Stated goal — Retype all material exactly. Pictures stay out of the copy.

Begin Recorded information

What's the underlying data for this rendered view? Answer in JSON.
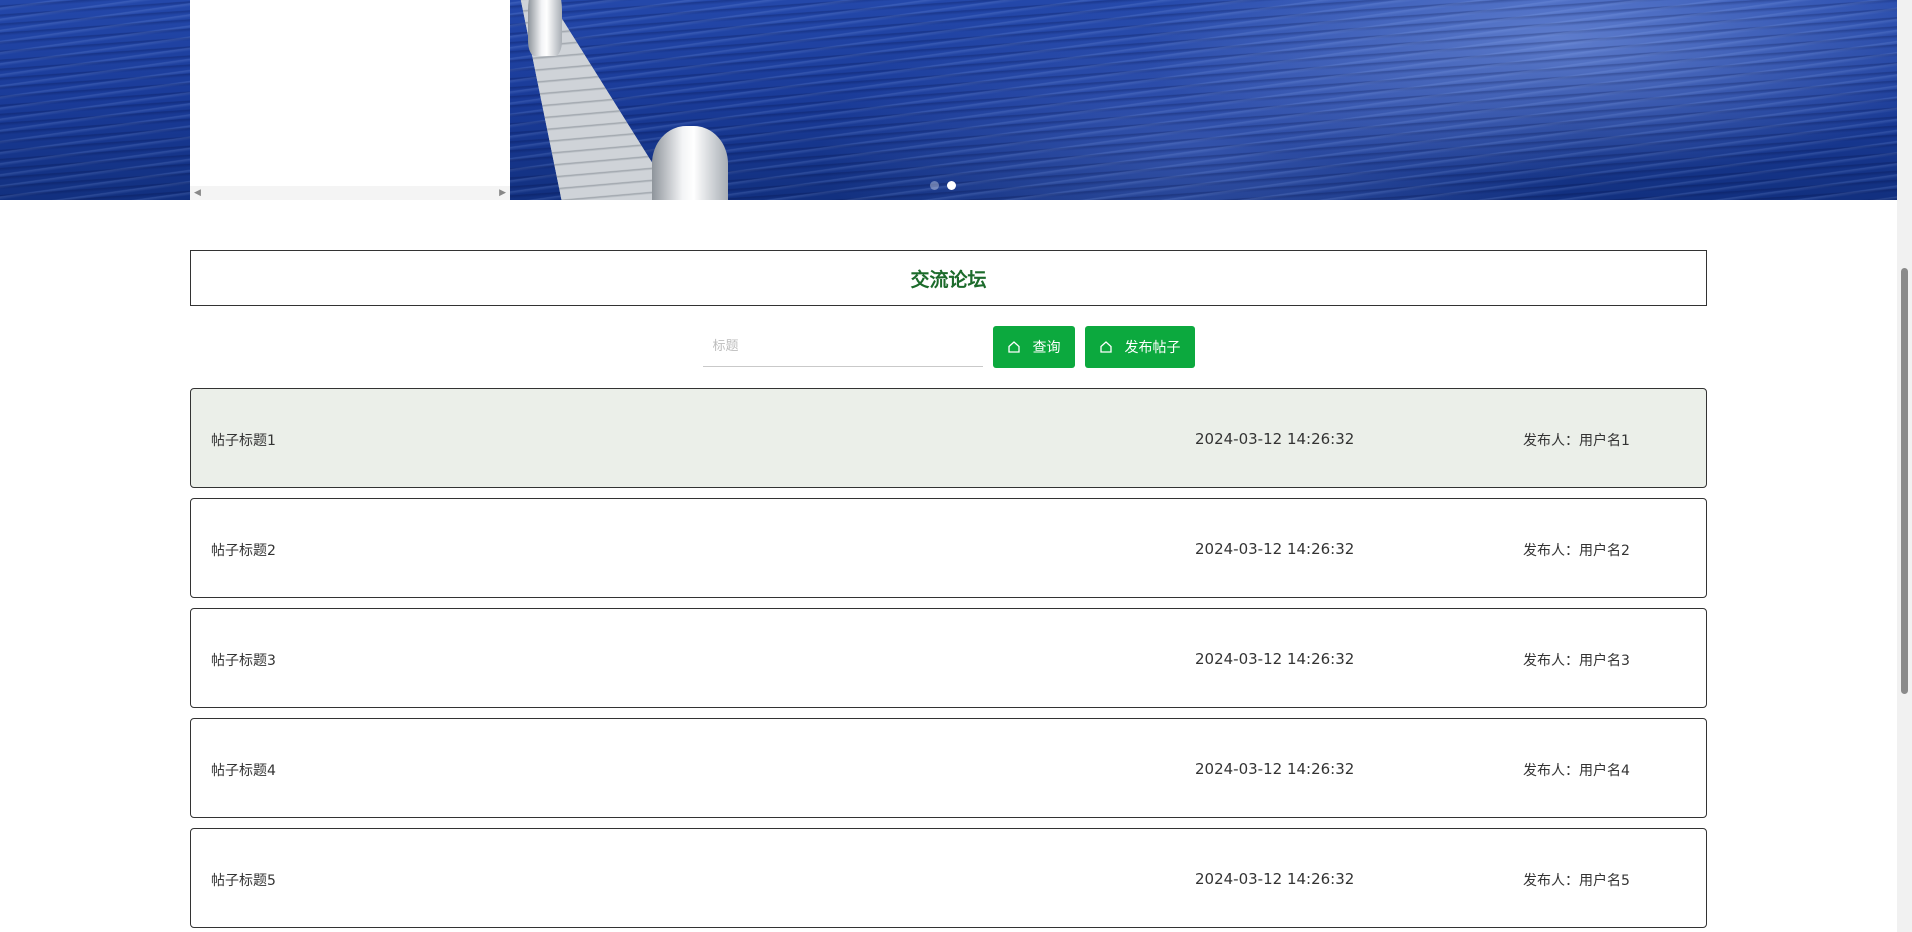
{
  "banner": {
    "carousel_dot_count": 2,
    "active_dot": 2,
    "scroll_left_glyph": "◀",
    "scroll_right_glyph": "▶"
  },
  "forum": {
    "title": "交流论坛",
    "search": {
      "placeholder": "标题",
      "value": ""
    },
    "buttons": {
      "query_label": "查询",
      "publish_label": "发布帖子",
      "icon": "home-icon"
    },
    "author_prefix": "发布人：",
    "posts": [
      {
        "title": "帖子标题1",
        "time": "2024-03-12 14:26:32",
        "author": "发布人：用户名1"
      },
      {
        "title": "帖子标题2",
        "time": "2024-03-12 14:26:32",
        "author": "发布人：用户名2"
      },
      {
        "title": "帖子标题3",
        "time": "2024-03-12 14:26:32",
        "author": "发布人：用户名3"
      },
      {
        "title": "帖子标题4",
        "time": "2024-03-12 14:26:32",
        "author": "发布人：用户名4"
      },
      {
        "title": "帖子标题5",
        "time": "2024-03-12 14:26:32",
        "author": "发布人：用户名5"
      }
    ]
  },
  "colors": {
    "accent_green": "#0ca93e",
    "title_green": "#1c6b2b",
    "hover_row": "#ebefe9"
  }
}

End Recorded information

Written response —
What's the underlying data for this rendered view? Answer in JSON.
{
  "banner": {
    "carousel_dot_count": 2,
    "active_dot": 2,
    "scroll_left_glyph": "◀",
    "scroll_right_glyph": "▶"
  },
  "forum": {
    "title": "交流论坛",
    "search": {
      "placeholder": "标题",
      "value": ""
    },
    "buttons": {
      "query_label": "查询",
      "publish_label": "发布帖子",
      "icon": "home-icon"
    },
    "author_prefix": "发布人：",
    "posts": [
      {
        "title": "帖子标题1",
        "time": "2024-03-12 14:26:32",
        "author": "发布人：用户名1"
      },
      {
        "title": "帖子标题2",
        "time": "2024-03-12 14:26:32",
        "author": "发布人：用户名2"
      },
      {
        "title": "帖子标题3",
        "time": "2024-03-12 14:26:32",
        "author": "发布人：用户名3"
      },
      {
        "title": "帖子标题4",
        "time": "2024-03-12 14:26:32",
        "author": "发布人：用户名4"
      },
      {
        "title": "帖子标题5",
        "time": "2024-03-12 14:26:32",
        "author": "发布人：用户名5"
      }
    ]
  },
  "colors": {
    "accent_green": "#0ca93e",
    "title_green": "#1c6b2b",
    "hover_row": "#ebefe9"
  }
}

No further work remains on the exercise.